# Goal:
Copy the lines below word for word, starting with the line that contains "point-downregulated bbox=[530, 543, 545, 558]" and continuing down through the line that contains "point-not-significant bbox=[593, 685, 606, 698]".

-- Task inputs start --

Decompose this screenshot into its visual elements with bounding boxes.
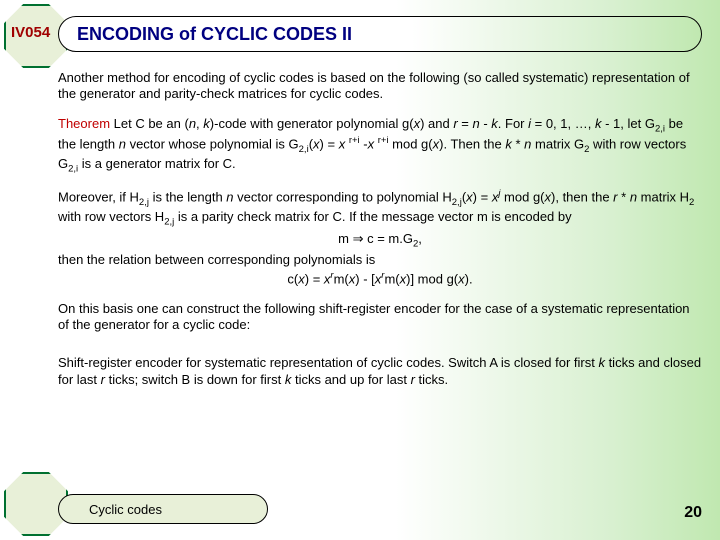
switch-paragraph: Shift-register encoder for systematic re… bbox=[58, 355, 702, 388]
intro-paragraph: Another method for encoding of cyclic co… bbox=[58, 70, 702, 103]
slide-body: Another method for encoding of cyclic co… bbox=[58, 70, 702, 401]
slide-badge-label: IV054 bbox=[11, 24, 50, 41]
footer-bar: Cyclic codes bbox=[58, 494, 268, 524]
theorem-paragraph: Theorem Let C be an (n, k)-code with gen… bbox=[58, 116, 702, 176]
moreover-paragraph: Moreover, if H2,j is the length n vector… bbox=[58, 188, 702, 228]
footer-label: Cyclic codes bbox=[89, 502, 162, 517]
slide-title: ENCODING of CYCLIC CODES II bbox=[77, 24, 352, 45]
polynomial-equation: c(x) = xrm(x) - [xrm(x)] mod g(x). bbox=[58, 270, 702, 288]
title-bar: ENCODING of CYCLIC CODES II bbox=[58, 16, 702, 52]
theorem-label: Theorem bbox=[58, 116, 110, 131]
encode-equation: m ⇒ c = m.G2, bbox=[58, 231, 702, 250]
page-number: 20 bbox=[684, 504, 702, 522]
relation-paragraph: then the relation between corresponding … bbox=[58, 252, 702, 268]
arrow-icon: ⇒ bbox=[353, 231, 364, 246]
basis-paragraph: On this basis one can construct the foll… bbox=[58, 301, 702, 334]
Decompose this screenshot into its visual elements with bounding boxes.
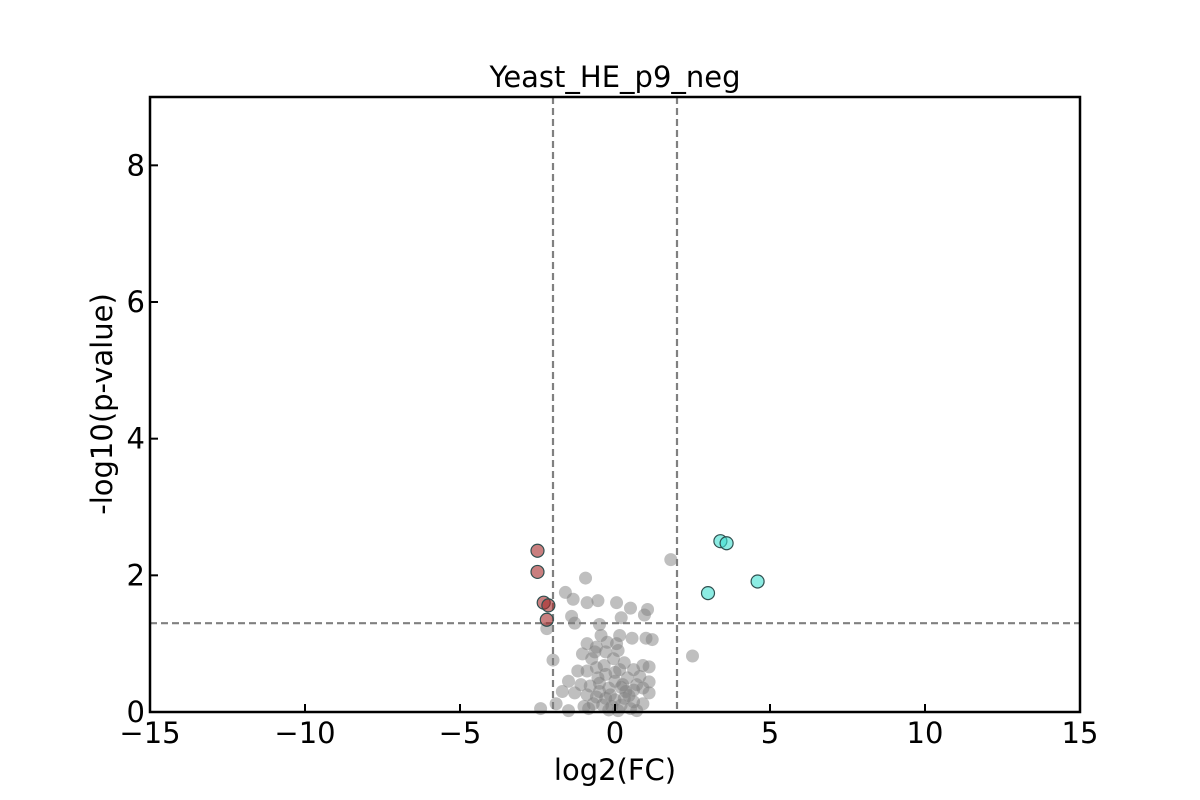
point-downregulated bbox=[530, 543, 545, 558]
y-axis: 0 2 4 6 8 bbox=[127, 148, 158, 729]
y-tick-label: 0 bbox=[127, 695, 145, 729]
point-not-significant bbox=[562, 674, 575, 688]
point-not-significant bbox=[591, 671, 605, 685]
point-not-significant bbox=[593, 618, 606, 632]
point-not-significant bbox=[593, 685, 606, 698]
x-axis: −15 −10 −5 0 5 10 15 bbox=[119, 704, 1098, 750]
point-not-significant bbox=[606, 652, 620, 666]
point-not-significant bbox=[579, 571, 593, 585]
point-not-significant bbox=[625, 631, 639, 645]
x-tick-label: 15 bbox=[1062, 716, 1099, 750]
plot-frame bbox=[148, 95, 1082, 714]
point-not-significant bbox=[546, 653, 560, 667]
point-not-significant bbox=[664, 553, 678, 567]
point-not-significant bbox=[555, 685, 569, 698]
point-not-significant bbox=[568, 616, 582, 630]
y-tick-label: 8 bbox=[127, 148, 145, 182]
y-tick-label: 4 bbox=[127, 422, 145, 456]
point-not-significant bbox=[614, 611, 628, 625]
x-tick-label: −15 bbox=[119, 716, 180, 750]
point-not-significant bbox=[610, 596, 624, 610]
point-downregulated bbox=[530, 564, 545, 580]
x-tick-label: −5 bbox=[439, 716, 482, 750]
x-tick-label: 10 bbox=[907, 716, 944, 750]
threshold-lines bbox=[150, 97, 1080, 712]
point-not-significant bbox=[571, 664, 585, 678]
point-not-significant bbox=[642, 660, 656, 674]
x-tick-label: −10 bbox=[274, 716, 335, 750]
x-tick-label: 5 bbox=[761, 716, 779, 750]
point-not-significant bbox=[562, 704, 575, 718]
y-tick-label: 6 bbox=[127, 285, 145, 319]
point-not-significant bbox=[597, 659, 611, 673]
point-not-significant bbox=[630, 678, 644, 692]
scatter-points bbox=[530, 534, 765, 718]
point-upregulated bbox=[750, 574, 765, 589]
point-not-significant bbox=[645, 633, 659, 647]
y-axis-label: -log10(p-value) bbox=[85, 293, 119, 515]
point-not-significant bbox=[603, 688, 617, 702]
x-axis-label: log2(FC) bbox=[554, 753, 676, 787]
chart-title: Yeast_HE_p9_neg bbox=[488, 60, 740, 94]
point-not-significant bbox=[566, 592, 580, 606]
point-not-significant bbox=[613, 663, 627, 677]
point-downregulated bbox=[541, 598, 556, 613]
point-not-significant bbox=[591, 594, 605, 608]
point-not-significant bbox=[549, 697, 563, 711]
point-not-significant bbox=[568, 686, 582, 700]
point-not-significant bbox=[630, 704, 644, 718]
point-not-significant bbox=[588, 645, 602, 659]
point-not-significant bbox=[622, 689, 636, 703]
point-upregulated bbox=[719, 536, 734, 551]
point-not-significant bbox=[616, 678, 630, 692]
point-not-significant bbox=[580, 596, 594, 610]
point-not-significant bbox=[600, 635, 614, 649]
point-not-significant bbox=[624, 601, 637, 615]
point-upregulated bbox=[700, 585, 716, 601]
point-not-significant bbox=[637, 608, 651, 622]
y-tick-label: 2 bbox=[127, 558, 145, 592]
x-tick-label: 0 bbox=[606, 716, 624, 750]
point-not-significant bbox=[642, 686, 656, 700]
point-downregulated bbox=[539, 612, 554, 627]
point-not-significant bbox=[686, 649, 699, 663]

-- Task inputs end --

# Written response:
point-downregulated bbox=[530, 543, 545, 558]
y-axis: 0 2 4 6 8 bbox=[127, 148, 158, 729]
y-tick-label: 0 bbox=[127, 695, 145, 729]
point-not-significant bbox=[562, 674, 575, 688]
point-not-significant bbox=[591, 671, 605, 685]
point-not-significant bbox=[593, 618, 606, 632]
point-not-significant bbox=[593, 685, 606, 698]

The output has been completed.